EXERCISE AIM: Find and return each line containing "Российской".

SUPPLIED RECORDS:
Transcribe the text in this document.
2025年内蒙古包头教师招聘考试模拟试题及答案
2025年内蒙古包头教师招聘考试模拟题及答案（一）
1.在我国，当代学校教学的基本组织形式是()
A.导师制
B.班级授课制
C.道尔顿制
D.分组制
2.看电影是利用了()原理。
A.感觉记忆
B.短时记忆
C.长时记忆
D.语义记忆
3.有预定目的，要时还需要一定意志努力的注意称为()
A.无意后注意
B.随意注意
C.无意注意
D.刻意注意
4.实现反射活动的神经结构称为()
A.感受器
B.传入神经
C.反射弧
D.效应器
==
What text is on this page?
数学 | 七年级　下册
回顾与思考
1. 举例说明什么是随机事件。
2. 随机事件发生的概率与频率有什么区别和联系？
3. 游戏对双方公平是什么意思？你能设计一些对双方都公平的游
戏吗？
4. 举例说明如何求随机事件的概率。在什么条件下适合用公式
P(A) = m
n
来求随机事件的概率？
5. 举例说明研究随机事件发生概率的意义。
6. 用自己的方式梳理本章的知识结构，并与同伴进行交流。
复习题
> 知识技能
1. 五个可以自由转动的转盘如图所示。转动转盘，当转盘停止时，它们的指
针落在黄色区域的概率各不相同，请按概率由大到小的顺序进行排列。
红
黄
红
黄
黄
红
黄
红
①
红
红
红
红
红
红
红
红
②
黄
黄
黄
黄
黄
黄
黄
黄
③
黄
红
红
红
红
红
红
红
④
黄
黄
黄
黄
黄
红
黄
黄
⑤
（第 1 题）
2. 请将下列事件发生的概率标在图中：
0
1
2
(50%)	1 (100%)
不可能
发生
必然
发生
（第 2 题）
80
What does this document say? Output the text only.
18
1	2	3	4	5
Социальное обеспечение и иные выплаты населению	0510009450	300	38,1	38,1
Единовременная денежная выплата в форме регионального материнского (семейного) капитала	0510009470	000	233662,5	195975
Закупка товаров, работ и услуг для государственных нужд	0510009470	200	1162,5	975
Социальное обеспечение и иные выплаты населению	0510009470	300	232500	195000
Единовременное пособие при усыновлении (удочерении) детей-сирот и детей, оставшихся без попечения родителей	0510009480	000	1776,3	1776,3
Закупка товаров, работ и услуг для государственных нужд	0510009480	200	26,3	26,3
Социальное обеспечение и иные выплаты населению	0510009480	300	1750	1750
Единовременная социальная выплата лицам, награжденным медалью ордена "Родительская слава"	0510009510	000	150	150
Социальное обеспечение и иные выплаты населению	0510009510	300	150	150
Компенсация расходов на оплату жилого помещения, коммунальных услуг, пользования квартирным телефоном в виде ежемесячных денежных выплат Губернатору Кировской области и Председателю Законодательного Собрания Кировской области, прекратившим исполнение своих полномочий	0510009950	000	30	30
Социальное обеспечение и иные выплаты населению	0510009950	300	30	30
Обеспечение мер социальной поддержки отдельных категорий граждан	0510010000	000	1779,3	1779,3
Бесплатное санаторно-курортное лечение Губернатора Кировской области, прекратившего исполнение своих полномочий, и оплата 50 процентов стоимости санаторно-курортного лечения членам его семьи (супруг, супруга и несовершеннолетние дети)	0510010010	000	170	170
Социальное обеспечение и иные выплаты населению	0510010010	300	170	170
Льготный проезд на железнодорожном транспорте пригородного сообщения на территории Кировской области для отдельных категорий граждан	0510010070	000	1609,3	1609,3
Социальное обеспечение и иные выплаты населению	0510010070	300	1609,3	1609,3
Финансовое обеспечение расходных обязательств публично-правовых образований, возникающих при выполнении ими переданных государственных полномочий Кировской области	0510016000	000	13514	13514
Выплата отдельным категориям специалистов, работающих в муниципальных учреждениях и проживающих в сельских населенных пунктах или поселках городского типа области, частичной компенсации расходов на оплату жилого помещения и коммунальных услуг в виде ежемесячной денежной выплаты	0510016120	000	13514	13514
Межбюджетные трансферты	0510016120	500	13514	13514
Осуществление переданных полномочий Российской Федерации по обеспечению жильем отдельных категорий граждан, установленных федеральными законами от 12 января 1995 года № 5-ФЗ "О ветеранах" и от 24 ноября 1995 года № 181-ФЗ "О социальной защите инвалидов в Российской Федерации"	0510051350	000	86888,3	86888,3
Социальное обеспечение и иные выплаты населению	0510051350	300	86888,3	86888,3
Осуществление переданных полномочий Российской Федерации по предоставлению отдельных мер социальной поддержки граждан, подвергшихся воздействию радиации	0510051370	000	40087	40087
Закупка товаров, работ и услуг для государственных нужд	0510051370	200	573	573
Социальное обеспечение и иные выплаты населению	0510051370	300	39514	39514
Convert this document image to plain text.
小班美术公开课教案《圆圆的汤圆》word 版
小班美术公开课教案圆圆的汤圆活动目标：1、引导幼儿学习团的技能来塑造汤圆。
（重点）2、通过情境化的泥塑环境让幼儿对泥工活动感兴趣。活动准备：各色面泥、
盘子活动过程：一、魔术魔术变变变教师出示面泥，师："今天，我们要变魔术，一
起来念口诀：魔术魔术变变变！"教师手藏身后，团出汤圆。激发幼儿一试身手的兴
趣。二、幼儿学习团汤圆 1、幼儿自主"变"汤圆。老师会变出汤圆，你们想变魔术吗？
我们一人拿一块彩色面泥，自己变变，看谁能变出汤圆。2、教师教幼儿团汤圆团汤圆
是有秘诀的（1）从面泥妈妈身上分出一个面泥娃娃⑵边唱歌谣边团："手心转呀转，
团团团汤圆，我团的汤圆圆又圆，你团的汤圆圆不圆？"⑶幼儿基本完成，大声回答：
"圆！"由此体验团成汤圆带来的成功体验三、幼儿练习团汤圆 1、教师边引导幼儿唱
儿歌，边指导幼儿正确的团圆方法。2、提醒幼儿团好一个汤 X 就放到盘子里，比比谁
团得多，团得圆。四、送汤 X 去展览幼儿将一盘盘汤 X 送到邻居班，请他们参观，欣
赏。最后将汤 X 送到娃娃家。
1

THE REPLY:
Осуществление переданных полномочий Российской Федерации по обеспечению жильем отдельных категорий граждан, установленных федеральными законами от 12 января 1995 года № 5-ФЗ "О ветеранах" и от 24 ноября 1995 года № 181-ФЗ "О социальной защите инвалидов в Российской Федерации"	0510051350	000	86888,3	86888,3
Осуществление переданных полномочий Российской Федерации по предоставлению отдельных мер социальной поддержки граждан, подвергшихся воздействию радиации	0510051370	000	40087	40087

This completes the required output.